_Items from a data source:_
##############################
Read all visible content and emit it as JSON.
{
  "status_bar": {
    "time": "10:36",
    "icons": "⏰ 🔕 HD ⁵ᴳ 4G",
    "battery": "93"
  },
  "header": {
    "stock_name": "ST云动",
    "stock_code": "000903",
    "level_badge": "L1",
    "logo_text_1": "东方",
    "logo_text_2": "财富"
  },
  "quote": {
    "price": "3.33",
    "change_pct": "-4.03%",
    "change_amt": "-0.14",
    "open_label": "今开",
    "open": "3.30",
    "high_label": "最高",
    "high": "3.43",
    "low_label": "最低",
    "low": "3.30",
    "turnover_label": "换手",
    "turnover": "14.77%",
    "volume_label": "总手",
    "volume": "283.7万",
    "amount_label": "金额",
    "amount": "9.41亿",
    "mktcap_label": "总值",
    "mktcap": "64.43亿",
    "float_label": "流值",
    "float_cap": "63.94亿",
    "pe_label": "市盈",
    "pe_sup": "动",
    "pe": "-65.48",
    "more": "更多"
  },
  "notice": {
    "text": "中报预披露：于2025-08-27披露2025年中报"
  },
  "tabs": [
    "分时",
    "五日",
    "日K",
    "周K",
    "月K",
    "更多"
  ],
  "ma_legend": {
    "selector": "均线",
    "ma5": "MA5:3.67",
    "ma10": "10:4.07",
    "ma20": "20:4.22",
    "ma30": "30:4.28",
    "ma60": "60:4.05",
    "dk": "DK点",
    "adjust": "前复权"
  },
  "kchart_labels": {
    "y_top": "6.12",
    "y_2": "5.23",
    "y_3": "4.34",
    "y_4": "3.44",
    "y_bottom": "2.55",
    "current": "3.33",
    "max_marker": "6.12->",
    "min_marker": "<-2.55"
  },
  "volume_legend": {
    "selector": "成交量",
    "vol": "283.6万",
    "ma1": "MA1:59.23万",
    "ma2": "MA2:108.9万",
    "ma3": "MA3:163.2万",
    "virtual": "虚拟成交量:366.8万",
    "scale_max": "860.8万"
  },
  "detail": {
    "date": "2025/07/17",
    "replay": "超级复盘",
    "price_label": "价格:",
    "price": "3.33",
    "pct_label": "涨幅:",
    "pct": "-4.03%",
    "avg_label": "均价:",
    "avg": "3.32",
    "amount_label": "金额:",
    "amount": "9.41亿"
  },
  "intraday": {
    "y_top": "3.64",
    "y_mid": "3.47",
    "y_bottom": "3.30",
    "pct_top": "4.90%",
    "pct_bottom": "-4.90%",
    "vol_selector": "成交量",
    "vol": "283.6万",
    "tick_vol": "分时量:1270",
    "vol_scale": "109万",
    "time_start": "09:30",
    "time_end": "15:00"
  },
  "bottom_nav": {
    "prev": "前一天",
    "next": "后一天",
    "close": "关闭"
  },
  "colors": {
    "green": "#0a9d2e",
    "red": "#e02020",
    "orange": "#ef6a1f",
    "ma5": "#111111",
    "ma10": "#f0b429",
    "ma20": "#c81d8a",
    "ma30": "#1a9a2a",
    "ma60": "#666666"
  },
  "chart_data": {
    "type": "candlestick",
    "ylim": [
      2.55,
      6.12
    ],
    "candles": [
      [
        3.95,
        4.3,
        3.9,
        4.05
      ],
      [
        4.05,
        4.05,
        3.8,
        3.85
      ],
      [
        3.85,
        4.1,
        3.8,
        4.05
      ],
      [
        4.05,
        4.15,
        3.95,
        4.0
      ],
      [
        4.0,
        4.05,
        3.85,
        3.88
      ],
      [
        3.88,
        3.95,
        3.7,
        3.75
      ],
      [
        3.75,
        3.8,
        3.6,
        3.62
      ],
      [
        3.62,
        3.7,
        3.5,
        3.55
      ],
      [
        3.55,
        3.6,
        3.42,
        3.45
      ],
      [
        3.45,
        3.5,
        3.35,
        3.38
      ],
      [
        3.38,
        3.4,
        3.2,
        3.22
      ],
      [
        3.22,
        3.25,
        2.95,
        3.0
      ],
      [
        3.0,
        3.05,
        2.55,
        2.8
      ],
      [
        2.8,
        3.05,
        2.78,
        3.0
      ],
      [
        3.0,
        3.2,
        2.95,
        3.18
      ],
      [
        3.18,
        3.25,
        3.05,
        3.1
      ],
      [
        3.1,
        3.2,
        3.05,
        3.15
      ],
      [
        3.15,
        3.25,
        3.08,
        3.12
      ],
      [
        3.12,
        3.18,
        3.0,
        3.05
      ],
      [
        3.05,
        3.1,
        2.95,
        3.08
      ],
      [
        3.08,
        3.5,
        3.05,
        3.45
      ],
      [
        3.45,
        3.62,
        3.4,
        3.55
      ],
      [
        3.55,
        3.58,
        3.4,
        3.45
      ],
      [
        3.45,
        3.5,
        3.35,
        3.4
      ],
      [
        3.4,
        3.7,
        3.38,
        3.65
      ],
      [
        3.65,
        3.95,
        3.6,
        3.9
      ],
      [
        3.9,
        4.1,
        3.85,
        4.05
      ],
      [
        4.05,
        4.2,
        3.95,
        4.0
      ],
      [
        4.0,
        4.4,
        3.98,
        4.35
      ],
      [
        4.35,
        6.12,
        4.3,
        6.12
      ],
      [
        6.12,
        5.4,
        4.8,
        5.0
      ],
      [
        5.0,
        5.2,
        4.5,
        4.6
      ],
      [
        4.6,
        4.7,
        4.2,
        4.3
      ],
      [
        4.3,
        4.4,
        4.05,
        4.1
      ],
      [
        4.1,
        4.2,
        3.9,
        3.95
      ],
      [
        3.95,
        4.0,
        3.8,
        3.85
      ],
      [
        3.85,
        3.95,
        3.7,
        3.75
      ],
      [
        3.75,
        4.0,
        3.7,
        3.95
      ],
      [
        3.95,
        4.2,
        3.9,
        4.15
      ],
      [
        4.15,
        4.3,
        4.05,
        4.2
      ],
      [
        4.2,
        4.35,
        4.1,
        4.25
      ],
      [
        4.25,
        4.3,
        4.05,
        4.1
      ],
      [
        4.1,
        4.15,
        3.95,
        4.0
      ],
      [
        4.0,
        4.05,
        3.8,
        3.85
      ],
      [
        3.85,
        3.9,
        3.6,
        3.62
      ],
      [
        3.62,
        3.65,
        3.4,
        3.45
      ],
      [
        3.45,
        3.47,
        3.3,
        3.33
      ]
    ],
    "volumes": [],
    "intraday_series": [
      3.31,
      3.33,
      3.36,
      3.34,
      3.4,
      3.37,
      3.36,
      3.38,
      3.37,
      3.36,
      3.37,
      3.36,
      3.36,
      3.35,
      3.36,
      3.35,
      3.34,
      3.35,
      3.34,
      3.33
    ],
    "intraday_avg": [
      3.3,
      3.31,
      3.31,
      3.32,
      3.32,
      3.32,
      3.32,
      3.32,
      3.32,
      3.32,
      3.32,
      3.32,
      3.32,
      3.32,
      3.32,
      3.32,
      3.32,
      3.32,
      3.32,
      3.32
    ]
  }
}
##############################
_Exercise task:_
Write out the records shown above, exactly as they appear.

_Task output:_
Read all visible content and emit it as JSON.
{
  "status_bar": {
    "time": "10:36",
    "icons": "⏰ 🔕 HD ⁵ᴳ 4G",
    "battery": "93"
  },
  "header": {
    "stock_name": "ST云动",
    "stock_code": "000903",
    "level_badge": "L1",
    "logo_text_1": "东方",
    "logo_text_2": "财富"
  },
  "quote": {
    "price": "3.33",
    "change_pct": "-4.03%",
    "change_amt": "-0.14",
    "open_label": "今开",
    "open": "3.30",
    "high_label": "最高",
    "high": "3.43",
    "low_label": "最低",
    "low": "3.30",
    "turnover_label": "换手",
    "turnover": "14.77%",
    "volume_label": "总手",
    "volume": "283.7万",
    "amount_label": "金额",
    "amount": "9.41亿",
    "mktcap_label": "总值",
    "mktcap": "64.43亿",
    "float_label": "流值",
    "float_cap": "63.94亿",
    "pe_label": "市盈",
    "pe_sup": "动",
    "pe": "-65.48",
    "more": "更多"
  },
  "notice": {
    "text": "中报预披露：于2025-08-27披露2025年中报"
  },
  "tabs": [
    "分时",
    "五日",
    "日K",
    "周K",
    "月K",
    "更多"
  ],
  "ma_legend": {
    "selector": "均线",
    "ma5": "MA5:3.67",
    "ma10": "10:4.07",
    "ma20": "20:4.22",
    "ma30": "30:4.28",
    "ma60": "60:4.05",
    "dk": "DK点",
    "adjust": "前复权"
  },
  "kchart_labels": {
    "y_top": "6.12",
    "y_2": "5.23",
    "y_3": "4.34",
    "y_4": "3.44",
    "y_bottom": "2.55",
    "current": "3.33",
    "max_marker": "6.12->",
    "min_marker": "<-2.55"
  },
  "volume_legend": {
    "selector": "成交量",
    "vol": "283.6万",
    "ma1": "MA1:59.23万",
    "ma2": "MA2:108.9万",
    "ma3": "MA3:163.2万",
    "virtual": "虚拟成交量:366.8万",
    "scale_max": "860.8万"
  },
  "detail": {
    "date": "2025/07/17",
    "replay": "超级复盘",
    "price_label": "价格:",
    "price": "3.33",
    "pct_label": "涨幅:",
    "pct": "-4.03%",
    "avg_label": "均价:",
    "avg": "3.32",
    "amount_label": "金额:",
    "amount": "9.41亿"
  },
  "intraday": {
    "y_top": "3.64",
    "y_mid": "3.47",
    "y_bottom": "3.30",
    "pct_top": "4.90%",
    "pct_bottom": "-4.90%",
    "vol_selector": "成交量",
    "vol": "283.6万",
    "tick_vol": "分时量:1270",
    "vol_scale": "109万",
    "time_start": "09:30",
    "time_end": "15:00"
  },
  "bottom_nav": {
    "prev": "前一天",
    "next": "后一天",
    "close": "关闭"
  },
  "colors": {
    "green": "#0a9d2e",
    "red": "#e02020",
    "orange": "#ef6a1f",
    "ma5": "#111111",
    "ma10": "#f0b429",
    "ma20": "#c81d8a",
    "ma30": "#1a9a2a",
    "ma60": "#666666"
  },
  "chart_data": {
    "type": "candlestick",
    "ylim": [
      2.55,
      6.12
    ],
    "candles": [
      [
        3.95,
        4.3,
        3.9,
        4.05
      ],
      [
        4.05,
        4.05,
        3.8,
        3.85
      ],
      [
        3.85,
        4.1,
        3.8,
        4.05
      ],
      [
        4.05,
        4.15,
        3.95,
        4.0
      ],
      [
        4.0,
        4.05,
        3.85,
        3.88
      ],
      [
        3.88,
        3.95,
        3.7,
        3.75
      ],
      [
        3.75,
        3.8,
        3.6,
        3.62
      ],
      [
        3.62,
        3.7,
        3.5,
        3.55
      ],
      [
        3.55,
        3.6,
        3.42,
        3.45
      ],
      [
        3.45,
        3.5,
        3.35,
        3.38
      ],
      [
        3.38,
        3.4,
        3.2,
        3.22
      ],
      [
        3.22,
        3.25,
        2.95,
        3.0
      ],
      [
        3.0,
        3.05,
        2.55,
        2.8
      ],
      [
        2.8,
        3.05,
        2.78,
        3.0
      ],
      [
        3.0,
        3.2,
        2.95,
        3.18
      ],
      [
        3.18,
        3.25,
        3.05,
        3.1
      ],
      [
        3.1,
        3.2,
        3.05,
        3.15
      ],
      [
        3.15,
        3.25,
        3.08,
        3.12
      ],
      [
        3.12,
        3.18,
        3.0,
        3.05
      ],
      [
        3.05,
        3.1,
        2.95,
        3.08
      ],
      [
        3.08,
        3.5,
        3.05,
        3.45
      ],
      [
        3.45,
        3.62,
        3.4,
        3.55
      ],
      [
        3.55,
        3.58,
        3.4,
        3.45
      ],
      [
        3.45,
        3.5,
        3.35,
        3.4
      ],
      [
        3.4,
        3.7,
        3.38,
        3.65
      ],
      [
        3.65,
        3.95,
        3.6,
        3.9
      ],
      [
        3.9,
        4.1,
        3.85,
        4.05
      ],
      [
        4.05,
        4.2,
        3.95,
        4.0
      ],
      [
        4.0,
        4.4,
        3.98,
        4.35
      ],
      [
        4.35,
        6.12,
        4.3,
        6.12
      ],
      [
        6.12,
        5.4,
        4.8,
        5.0
      ],
      [
        5.0,
        5.2,
        4.5,
        4.6
      ],
      [
        4.6,
        4.7,
        4.2,
        4.3
      ],
      [
        4.3,
        4.4,
        4.05,
        4.1
      ],
      [
        4.1,
        4.2,
        3.9,
        3.95
      ],
      [
        3.95,
        4.0,
        3.8,
        3.85
      ],
      [
        3.85,
        3.95,
        3.7,
        3.75
      ],
      [
        3.75,
        4.0,
        3.7,
        3.95
      ],
      [
        3.95,
        4.2,
        3.9,
        4.15
      ],
      [
        4.15,
        4.3,
        4.05,
        4.2
      ],
      [
        4.2,
        4.35,
        4.1,
        4.25
      ],
      [
        4.25,
        4.3,
        4.05,
        4.1
      ],
      [
        4.1,
        4.15,
        3.95,
        4.0
      ],
      [
        4.0,
        4.05,
        3.8,
        3.85
      ],
      [
        3.85,
        3.9,
        3.6,
        3.62
      ],
      [
        3.62,
        3.65,
        3.4,
        3.45
      ],
      [
        3.45,
        3.47,
        3.3,
        3.33
      ]
    ],
    "volumes": [],
    "intraday_series": [
      3.31,
      3.33,
      3.36,
      3.34,
      3.4,
      3.37,
      3.36,
      3.38,
      3.37,
      3.36,
      3.37,
      3.36,
      3.36,
      3.35,
      3.36,
      3.35,
      3.34,
      3.35,
      3.34,
      3.33
    ],
    "intraday_avg": [
      3.3,
      3.31,
      3.31,
      3.32,
      3.32,
      3.32,
      3.32,
      3.32,
      3.32,
      3.32,
      3.32,
      3.32,
      3.32,
      3.32,
      3.32,
      3.32,
      3.32,
      3.32,
      3.32,
      3.32
    ]
  }
}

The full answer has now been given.